- The problem -
Go through each line of the records below and count those with the word "определении". Give only the count.

------------------------

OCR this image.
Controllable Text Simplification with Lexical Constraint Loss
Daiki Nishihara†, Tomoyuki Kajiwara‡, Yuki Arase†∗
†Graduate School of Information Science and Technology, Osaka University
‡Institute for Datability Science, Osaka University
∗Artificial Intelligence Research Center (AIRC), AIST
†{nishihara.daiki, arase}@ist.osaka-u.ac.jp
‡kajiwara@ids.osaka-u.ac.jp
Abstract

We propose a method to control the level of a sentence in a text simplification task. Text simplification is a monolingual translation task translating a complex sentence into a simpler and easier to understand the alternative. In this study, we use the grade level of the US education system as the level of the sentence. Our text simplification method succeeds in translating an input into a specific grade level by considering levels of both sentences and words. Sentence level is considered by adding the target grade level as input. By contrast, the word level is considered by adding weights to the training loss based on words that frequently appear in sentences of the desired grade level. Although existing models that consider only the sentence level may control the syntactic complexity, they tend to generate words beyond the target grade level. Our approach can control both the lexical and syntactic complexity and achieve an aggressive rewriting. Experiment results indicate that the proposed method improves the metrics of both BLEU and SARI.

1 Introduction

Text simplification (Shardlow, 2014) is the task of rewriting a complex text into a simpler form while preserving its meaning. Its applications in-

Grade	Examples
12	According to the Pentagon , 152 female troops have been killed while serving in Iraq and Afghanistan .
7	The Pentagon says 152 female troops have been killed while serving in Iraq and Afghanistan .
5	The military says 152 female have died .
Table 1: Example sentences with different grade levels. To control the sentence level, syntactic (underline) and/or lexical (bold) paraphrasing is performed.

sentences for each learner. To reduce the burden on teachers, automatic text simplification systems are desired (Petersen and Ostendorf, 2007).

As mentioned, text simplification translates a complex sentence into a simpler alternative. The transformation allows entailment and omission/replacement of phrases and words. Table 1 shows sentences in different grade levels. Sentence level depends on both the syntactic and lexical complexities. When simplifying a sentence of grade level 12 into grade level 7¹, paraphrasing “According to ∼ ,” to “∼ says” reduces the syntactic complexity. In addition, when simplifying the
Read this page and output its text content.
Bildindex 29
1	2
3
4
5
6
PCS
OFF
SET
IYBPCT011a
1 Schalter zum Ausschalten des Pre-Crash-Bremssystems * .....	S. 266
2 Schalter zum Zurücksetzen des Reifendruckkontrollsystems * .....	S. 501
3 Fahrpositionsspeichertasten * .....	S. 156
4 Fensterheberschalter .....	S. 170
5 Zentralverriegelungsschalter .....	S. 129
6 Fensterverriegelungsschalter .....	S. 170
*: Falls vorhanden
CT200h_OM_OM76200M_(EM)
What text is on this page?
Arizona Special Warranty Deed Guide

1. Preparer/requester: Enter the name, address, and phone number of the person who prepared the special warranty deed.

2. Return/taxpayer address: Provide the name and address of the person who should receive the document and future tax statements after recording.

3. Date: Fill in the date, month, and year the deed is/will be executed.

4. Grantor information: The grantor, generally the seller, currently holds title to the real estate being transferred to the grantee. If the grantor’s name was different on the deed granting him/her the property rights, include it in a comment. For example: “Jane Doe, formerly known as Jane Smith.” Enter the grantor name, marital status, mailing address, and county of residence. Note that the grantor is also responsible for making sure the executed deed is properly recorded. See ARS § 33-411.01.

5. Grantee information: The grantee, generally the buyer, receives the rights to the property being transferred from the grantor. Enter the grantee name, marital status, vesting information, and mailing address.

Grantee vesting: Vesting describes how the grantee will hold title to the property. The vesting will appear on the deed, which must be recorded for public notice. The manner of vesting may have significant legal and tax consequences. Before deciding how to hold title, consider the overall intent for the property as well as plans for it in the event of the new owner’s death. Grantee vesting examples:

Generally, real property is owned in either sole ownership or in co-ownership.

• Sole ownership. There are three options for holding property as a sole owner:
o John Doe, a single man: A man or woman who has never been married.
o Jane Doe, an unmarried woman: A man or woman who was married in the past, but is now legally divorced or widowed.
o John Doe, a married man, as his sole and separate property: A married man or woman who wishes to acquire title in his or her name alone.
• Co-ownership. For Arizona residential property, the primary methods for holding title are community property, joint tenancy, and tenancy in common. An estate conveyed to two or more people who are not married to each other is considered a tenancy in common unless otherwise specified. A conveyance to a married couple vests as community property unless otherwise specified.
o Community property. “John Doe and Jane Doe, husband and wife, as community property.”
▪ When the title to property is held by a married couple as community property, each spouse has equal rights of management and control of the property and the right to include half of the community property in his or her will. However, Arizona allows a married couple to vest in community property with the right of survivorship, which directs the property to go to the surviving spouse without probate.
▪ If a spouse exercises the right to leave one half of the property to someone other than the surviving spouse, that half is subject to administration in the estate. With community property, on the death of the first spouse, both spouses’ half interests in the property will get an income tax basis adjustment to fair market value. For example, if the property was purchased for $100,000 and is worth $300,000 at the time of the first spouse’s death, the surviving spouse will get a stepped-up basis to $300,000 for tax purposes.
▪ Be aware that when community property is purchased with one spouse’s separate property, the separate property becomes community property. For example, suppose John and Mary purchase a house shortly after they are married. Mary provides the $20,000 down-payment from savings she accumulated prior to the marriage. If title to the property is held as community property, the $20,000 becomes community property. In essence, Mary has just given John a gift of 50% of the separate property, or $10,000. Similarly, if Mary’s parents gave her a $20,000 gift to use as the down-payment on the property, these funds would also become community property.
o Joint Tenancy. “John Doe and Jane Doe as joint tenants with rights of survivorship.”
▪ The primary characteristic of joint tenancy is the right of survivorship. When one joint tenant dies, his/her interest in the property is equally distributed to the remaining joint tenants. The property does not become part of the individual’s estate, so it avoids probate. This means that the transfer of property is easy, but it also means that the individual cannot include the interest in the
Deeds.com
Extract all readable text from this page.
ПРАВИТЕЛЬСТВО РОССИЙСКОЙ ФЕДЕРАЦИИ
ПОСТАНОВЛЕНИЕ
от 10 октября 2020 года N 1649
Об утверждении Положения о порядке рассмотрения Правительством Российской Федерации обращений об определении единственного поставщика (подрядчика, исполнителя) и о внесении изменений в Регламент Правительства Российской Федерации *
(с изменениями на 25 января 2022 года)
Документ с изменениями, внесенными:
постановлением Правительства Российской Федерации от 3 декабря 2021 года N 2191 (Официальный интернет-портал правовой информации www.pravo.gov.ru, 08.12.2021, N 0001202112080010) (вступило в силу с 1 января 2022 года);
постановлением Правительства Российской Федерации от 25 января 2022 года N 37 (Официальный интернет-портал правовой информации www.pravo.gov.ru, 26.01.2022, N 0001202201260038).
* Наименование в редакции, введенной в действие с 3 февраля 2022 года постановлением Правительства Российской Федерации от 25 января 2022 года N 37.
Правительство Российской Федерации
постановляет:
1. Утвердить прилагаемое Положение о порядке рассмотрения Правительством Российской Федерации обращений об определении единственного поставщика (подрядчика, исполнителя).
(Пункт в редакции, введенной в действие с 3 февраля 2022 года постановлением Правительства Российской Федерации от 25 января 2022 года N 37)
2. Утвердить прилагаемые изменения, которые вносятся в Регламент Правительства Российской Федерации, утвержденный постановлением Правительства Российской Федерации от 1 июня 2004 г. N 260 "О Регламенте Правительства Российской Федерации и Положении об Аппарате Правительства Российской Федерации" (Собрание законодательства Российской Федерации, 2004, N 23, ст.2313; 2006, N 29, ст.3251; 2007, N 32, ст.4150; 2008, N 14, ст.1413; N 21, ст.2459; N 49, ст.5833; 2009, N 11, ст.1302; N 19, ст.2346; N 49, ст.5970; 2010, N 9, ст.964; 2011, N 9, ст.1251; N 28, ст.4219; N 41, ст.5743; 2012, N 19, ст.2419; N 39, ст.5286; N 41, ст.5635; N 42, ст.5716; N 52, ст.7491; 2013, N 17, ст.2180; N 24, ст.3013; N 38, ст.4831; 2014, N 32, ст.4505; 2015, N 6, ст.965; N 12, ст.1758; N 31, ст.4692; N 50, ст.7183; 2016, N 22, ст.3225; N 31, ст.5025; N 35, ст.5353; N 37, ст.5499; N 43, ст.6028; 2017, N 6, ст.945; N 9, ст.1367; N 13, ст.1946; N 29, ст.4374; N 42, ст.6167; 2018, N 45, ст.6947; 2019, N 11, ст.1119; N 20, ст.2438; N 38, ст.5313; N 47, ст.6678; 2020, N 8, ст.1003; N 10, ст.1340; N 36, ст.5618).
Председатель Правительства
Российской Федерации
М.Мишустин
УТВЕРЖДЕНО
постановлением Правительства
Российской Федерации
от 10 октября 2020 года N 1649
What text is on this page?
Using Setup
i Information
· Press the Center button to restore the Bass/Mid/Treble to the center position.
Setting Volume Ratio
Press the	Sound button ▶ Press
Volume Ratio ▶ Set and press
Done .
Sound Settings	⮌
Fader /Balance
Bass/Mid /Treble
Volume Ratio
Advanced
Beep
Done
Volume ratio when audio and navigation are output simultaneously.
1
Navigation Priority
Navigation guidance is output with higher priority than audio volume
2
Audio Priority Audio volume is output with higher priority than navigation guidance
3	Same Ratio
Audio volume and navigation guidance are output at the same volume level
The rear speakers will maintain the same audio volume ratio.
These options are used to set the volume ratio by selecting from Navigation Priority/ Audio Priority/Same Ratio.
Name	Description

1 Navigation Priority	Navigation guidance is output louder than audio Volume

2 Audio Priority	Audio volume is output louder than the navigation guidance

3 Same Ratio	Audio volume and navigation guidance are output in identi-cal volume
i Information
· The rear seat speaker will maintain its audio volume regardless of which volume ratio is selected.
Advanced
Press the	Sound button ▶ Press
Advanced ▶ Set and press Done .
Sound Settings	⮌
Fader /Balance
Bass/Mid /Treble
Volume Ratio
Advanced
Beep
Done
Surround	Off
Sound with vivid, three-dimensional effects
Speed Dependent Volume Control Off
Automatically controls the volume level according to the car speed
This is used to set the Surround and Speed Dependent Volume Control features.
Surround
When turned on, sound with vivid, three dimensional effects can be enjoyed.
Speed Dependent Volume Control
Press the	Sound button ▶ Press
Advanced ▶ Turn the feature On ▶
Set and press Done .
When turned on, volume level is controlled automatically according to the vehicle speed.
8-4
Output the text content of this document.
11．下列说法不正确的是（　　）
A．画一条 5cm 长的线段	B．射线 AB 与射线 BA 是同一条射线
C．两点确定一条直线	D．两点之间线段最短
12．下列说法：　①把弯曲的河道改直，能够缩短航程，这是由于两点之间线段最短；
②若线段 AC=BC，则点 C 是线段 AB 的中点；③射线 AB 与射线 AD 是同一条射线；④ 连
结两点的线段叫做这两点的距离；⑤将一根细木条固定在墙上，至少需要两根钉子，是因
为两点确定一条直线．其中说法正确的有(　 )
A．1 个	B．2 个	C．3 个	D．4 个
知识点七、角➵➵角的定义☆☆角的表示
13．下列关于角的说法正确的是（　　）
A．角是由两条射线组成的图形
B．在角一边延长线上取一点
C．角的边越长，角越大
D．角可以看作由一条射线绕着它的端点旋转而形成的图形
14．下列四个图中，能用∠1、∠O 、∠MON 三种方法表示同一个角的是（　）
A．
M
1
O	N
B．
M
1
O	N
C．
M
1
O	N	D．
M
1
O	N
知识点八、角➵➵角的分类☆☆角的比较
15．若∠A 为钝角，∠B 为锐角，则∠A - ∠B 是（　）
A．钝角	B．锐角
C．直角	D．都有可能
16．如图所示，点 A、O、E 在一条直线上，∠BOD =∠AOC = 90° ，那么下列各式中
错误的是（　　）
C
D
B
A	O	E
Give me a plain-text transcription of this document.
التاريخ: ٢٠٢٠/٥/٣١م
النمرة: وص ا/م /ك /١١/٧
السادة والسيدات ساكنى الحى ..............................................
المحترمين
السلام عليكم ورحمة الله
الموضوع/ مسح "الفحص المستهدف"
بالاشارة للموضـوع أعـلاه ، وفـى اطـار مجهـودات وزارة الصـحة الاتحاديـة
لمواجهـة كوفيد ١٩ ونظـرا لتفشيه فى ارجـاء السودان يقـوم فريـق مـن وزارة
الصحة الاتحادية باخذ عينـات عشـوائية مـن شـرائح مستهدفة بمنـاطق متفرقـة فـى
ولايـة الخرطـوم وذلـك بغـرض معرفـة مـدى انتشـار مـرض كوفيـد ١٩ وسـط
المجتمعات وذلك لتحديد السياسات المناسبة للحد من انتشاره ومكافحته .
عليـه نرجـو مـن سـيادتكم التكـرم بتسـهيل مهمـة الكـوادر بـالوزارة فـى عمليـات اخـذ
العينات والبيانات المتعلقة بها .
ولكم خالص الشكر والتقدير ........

------------------------

- Written answer -
2